## DATASET ENTRIES
▼▼▼
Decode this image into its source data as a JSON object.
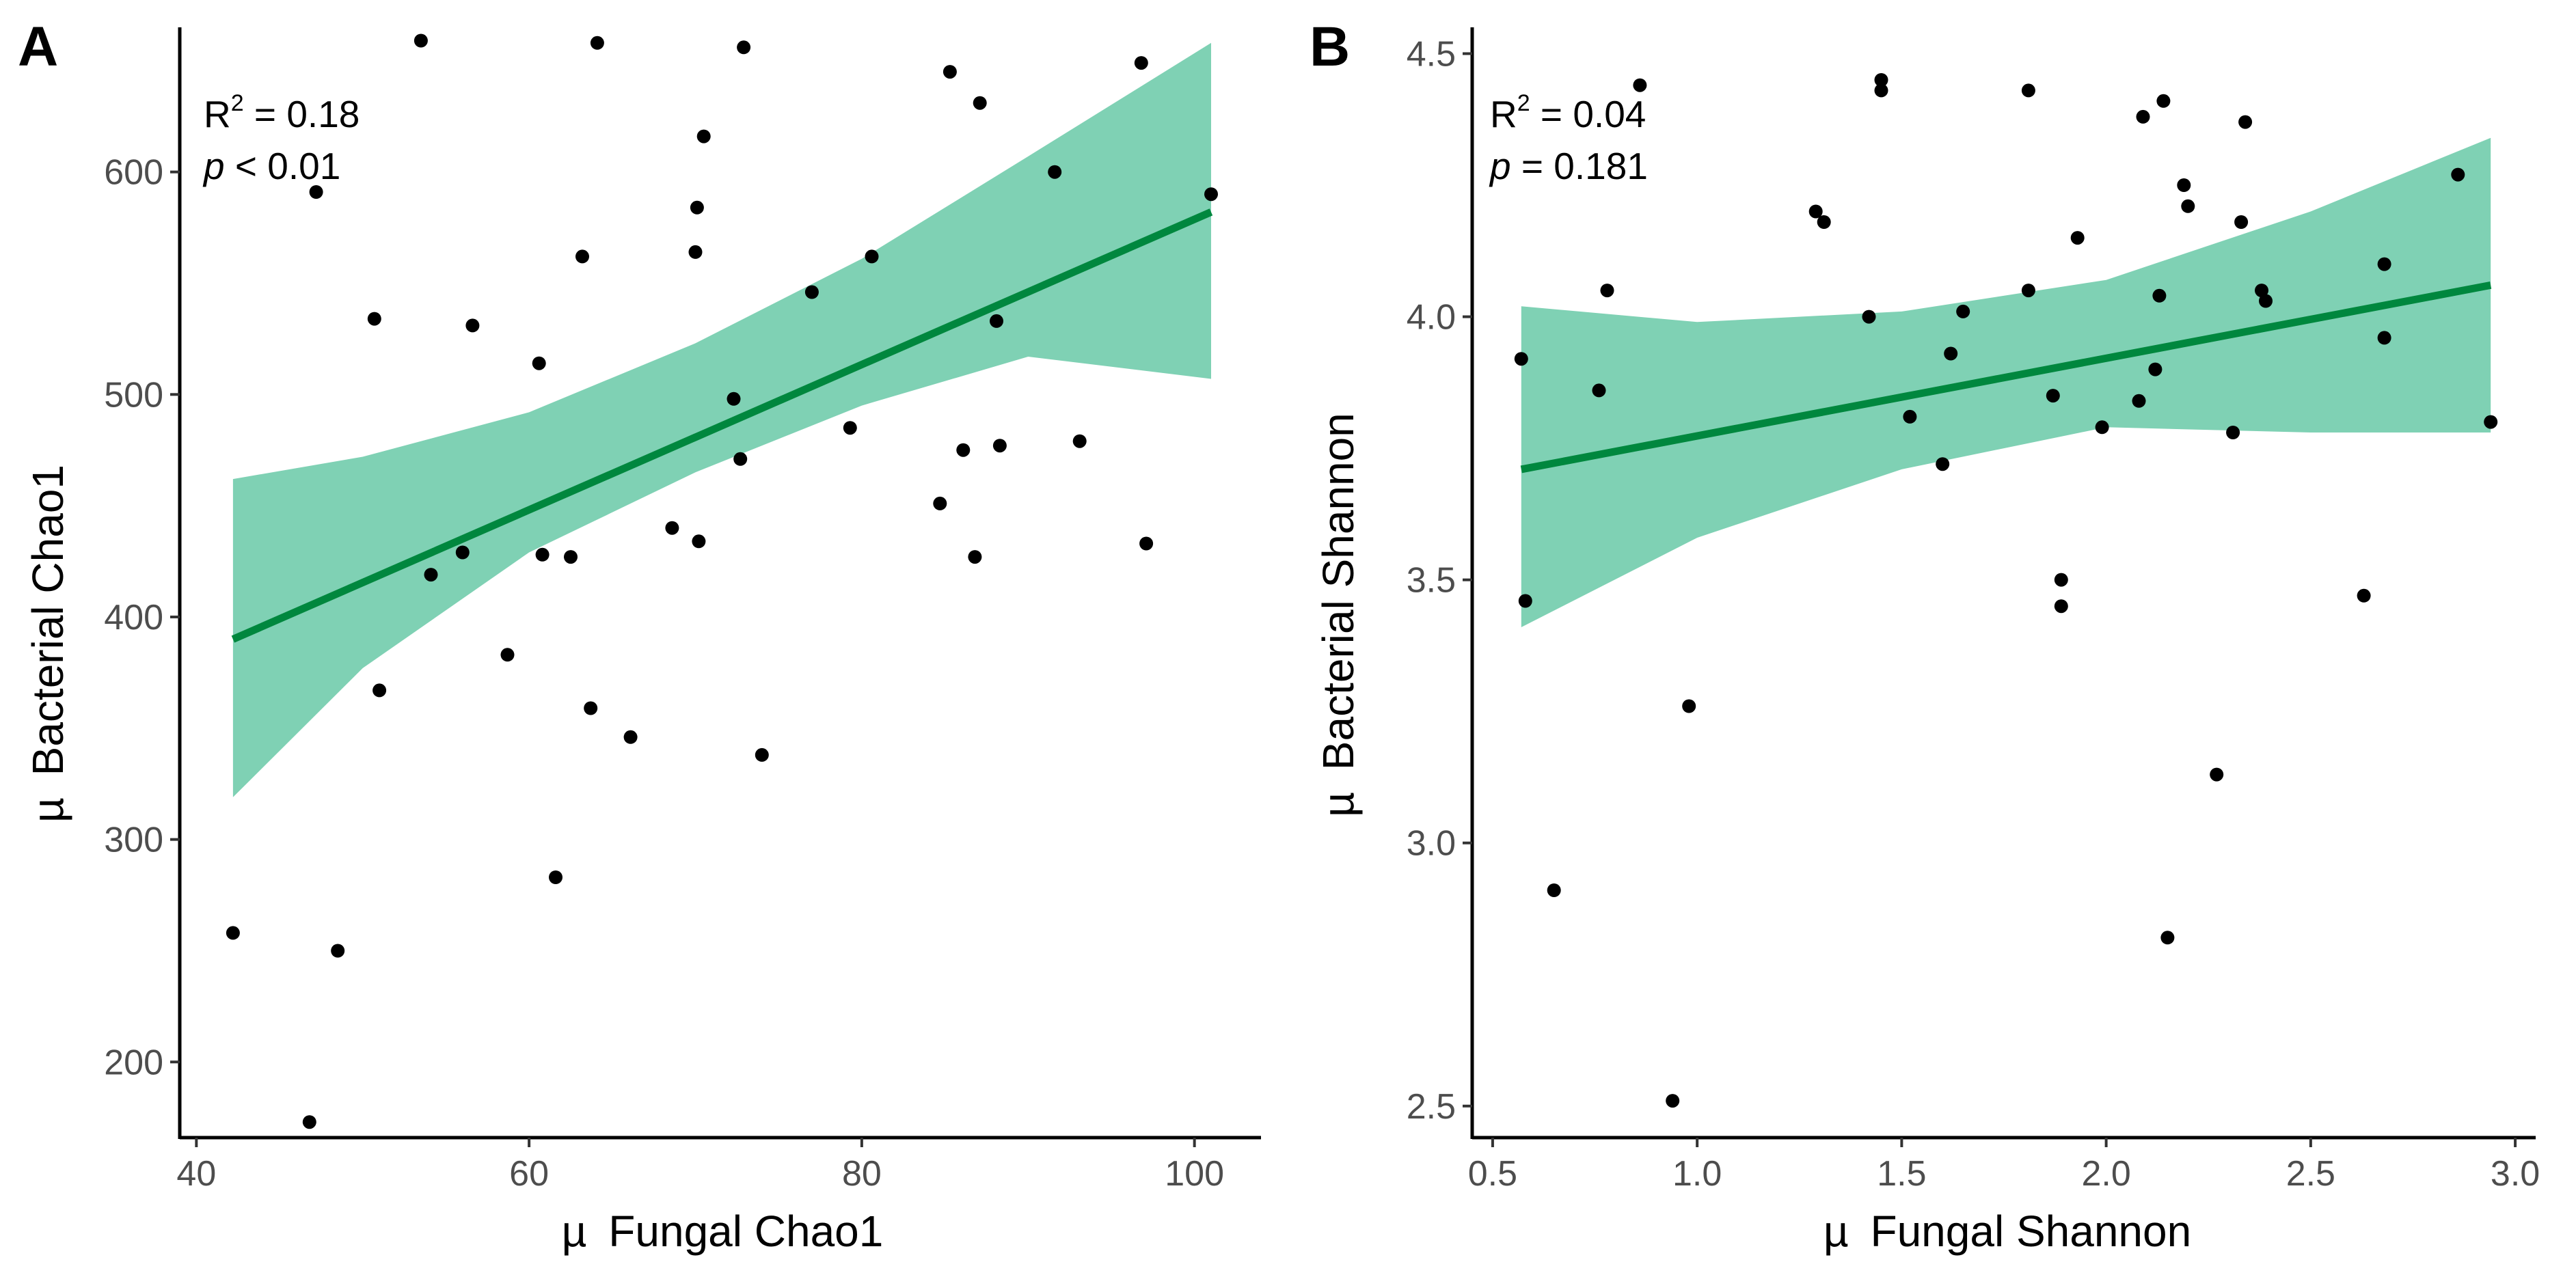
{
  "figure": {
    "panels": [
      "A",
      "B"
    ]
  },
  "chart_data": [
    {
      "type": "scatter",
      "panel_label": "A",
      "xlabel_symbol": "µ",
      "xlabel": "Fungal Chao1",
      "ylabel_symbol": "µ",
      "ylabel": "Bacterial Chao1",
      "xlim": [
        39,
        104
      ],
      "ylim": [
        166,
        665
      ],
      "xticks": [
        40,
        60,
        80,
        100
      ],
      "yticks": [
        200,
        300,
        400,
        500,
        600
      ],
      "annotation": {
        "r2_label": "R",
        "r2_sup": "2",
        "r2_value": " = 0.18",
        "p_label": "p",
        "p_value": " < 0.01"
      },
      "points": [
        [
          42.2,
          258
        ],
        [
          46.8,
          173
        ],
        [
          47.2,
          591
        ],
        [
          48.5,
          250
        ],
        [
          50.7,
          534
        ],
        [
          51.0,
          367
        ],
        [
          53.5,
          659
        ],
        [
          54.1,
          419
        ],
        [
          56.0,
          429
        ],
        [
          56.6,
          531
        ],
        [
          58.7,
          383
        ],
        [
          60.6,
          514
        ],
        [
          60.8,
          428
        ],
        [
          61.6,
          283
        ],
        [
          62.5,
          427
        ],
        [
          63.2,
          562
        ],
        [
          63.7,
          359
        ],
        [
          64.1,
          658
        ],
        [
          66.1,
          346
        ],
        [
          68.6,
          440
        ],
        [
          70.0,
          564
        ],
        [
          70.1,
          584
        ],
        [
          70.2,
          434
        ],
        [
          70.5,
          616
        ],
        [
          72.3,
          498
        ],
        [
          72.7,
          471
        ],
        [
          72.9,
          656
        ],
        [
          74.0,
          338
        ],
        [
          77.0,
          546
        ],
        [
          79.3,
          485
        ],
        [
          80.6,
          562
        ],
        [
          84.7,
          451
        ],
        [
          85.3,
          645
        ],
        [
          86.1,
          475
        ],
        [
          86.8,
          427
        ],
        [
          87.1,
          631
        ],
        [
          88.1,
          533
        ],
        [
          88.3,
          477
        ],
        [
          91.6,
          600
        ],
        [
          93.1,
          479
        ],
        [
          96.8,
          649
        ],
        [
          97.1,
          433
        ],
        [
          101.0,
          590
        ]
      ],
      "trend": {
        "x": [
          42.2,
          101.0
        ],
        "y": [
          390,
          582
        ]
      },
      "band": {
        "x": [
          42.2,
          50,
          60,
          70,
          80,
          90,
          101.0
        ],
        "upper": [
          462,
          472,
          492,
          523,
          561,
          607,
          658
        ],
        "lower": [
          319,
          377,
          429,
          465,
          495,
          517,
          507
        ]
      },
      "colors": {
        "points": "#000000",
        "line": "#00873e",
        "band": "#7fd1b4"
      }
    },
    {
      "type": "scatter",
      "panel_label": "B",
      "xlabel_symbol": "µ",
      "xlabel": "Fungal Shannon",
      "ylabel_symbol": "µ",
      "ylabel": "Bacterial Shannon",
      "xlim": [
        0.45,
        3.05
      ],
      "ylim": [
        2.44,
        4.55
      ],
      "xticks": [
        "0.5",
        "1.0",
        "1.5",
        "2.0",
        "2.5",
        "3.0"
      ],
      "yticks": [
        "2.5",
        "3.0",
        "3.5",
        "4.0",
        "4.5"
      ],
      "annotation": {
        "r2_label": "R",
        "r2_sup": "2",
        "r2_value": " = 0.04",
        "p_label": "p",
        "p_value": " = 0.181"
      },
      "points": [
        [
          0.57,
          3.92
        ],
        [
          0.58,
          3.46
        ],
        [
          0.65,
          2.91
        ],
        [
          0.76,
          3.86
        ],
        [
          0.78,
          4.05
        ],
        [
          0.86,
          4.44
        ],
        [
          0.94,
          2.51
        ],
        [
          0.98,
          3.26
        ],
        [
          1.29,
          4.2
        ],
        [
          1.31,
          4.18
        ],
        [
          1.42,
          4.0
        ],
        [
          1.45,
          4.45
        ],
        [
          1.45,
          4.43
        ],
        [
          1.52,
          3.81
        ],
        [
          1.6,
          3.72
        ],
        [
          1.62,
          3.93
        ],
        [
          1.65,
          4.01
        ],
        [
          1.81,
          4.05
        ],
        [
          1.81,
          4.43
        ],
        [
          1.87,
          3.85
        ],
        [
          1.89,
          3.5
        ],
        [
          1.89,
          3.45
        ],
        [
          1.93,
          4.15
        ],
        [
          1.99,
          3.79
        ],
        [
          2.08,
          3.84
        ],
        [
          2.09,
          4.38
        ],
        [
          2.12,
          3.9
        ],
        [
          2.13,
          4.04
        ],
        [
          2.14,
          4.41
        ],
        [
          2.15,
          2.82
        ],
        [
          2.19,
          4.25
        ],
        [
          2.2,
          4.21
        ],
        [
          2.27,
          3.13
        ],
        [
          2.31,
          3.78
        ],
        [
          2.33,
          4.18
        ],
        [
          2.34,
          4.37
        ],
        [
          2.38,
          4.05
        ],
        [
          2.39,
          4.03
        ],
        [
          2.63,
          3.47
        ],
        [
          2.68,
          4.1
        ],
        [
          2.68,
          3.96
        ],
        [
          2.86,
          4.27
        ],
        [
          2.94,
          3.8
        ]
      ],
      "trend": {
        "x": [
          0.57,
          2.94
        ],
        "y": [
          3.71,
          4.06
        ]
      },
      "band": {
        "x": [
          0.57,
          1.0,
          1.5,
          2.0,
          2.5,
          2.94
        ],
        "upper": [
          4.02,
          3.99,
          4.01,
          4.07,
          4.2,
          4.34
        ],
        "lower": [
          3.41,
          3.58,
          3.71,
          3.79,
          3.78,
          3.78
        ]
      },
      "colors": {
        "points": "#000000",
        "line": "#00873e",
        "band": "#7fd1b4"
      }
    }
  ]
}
▲▲▲
▼▼▼
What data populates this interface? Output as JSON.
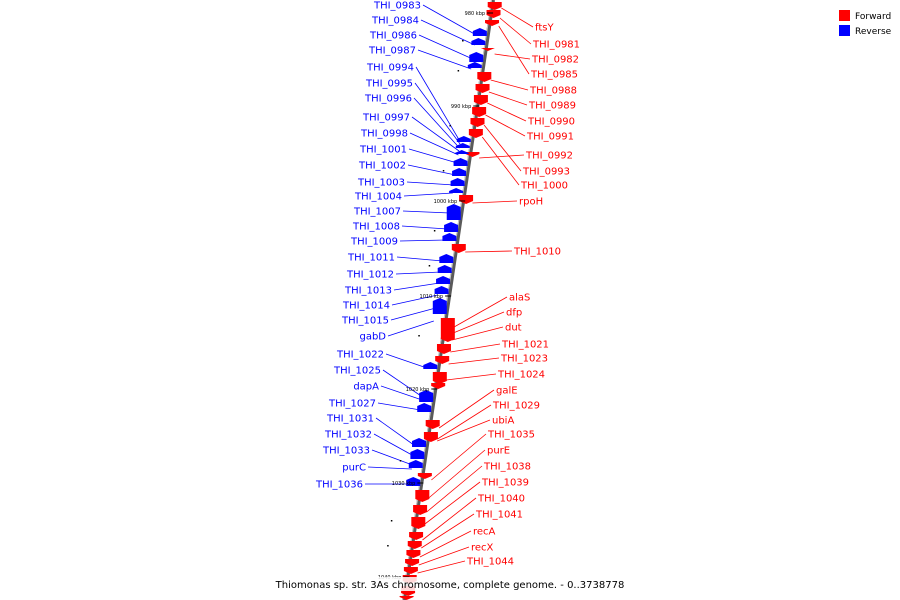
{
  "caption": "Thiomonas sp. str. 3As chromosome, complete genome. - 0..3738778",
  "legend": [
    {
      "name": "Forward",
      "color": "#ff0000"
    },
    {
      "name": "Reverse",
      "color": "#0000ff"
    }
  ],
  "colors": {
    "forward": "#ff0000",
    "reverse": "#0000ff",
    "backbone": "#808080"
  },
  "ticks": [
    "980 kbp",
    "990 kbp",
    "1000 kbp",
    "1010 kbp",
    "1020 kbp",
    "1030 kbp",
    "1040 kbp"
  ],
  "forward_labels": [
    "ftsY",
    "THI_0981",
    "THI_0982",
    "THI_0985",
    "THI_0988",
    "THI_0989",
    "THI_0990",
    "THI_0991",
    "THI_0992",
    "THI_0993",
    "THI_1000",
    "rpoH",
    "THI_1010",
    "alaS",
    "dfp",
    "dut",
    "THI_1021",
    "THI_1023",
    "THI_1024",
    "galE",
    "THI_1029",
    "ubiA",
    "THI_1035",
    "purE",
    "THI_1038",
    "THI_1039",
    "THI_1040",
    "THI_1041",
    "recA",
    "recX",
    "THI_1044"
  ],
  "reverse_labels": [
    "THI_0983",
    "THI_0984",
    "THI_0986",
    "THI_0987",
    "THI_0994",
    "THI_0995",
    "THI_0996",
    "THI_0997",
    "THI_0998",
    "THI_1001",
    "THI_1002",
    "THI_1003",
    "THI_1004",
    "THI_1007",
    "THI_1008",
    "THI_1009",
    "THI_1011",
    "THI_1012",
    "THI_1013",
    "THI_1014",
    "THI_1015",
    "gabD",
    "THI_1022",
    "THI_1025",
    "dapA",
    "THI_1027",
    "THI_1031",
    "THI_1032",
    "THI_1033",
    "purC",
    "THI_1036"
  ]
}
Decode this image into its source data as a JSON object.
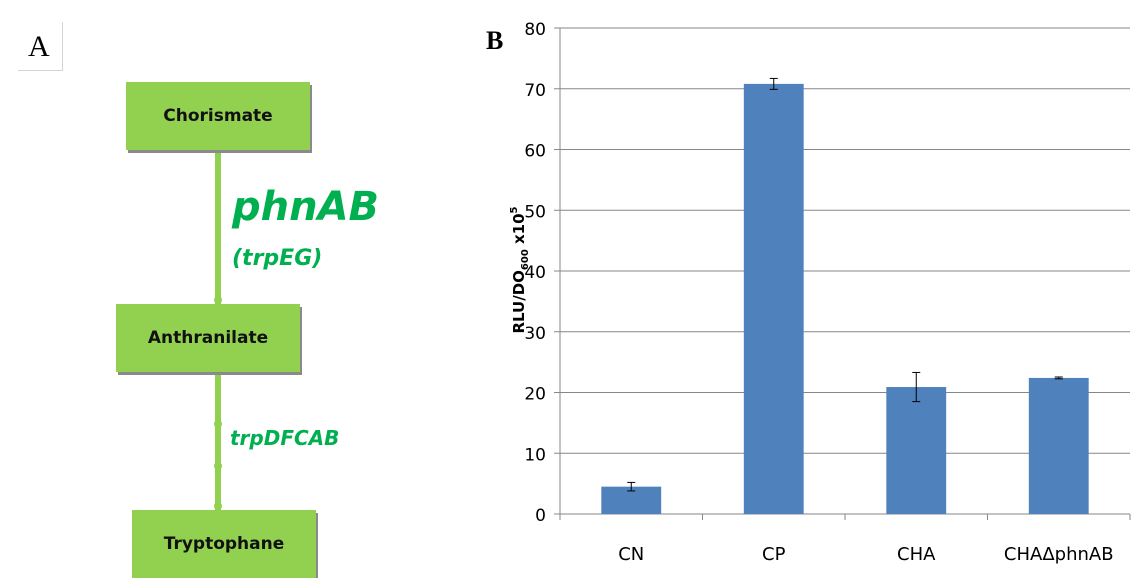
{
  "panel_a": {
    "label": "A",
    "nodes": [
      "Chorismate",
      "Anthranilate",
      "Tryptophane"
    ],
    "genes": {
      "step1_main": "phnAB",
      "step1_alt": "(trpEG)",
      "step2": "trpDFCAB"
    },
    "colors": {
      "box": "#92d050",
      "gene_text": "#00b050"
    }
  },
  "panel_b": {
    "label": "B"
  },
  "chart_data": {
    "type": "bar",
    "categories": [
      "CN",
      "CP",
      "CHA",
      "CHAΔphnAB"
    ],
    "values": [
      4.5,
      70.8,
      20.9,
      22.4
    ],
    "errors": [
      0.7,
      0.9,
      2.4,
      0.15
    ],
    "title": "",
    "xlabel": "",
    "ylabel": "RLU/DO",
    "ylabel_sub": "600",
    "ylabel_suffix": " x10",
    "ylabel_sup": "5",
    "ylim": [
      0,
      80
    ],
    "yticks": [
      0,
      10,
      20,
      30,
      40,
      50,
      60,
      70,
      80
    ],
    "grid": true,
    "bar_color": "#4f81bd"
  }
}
▲▲▲
## TASK REQUIREMENTS
Within the entries above, find every line where the string "Shannon" occurs, and copy it.

## ANSWER FOR THE TASK
      "xlabel": "Fungal Shannon",
      "ylabel": "Bacterial Shannon",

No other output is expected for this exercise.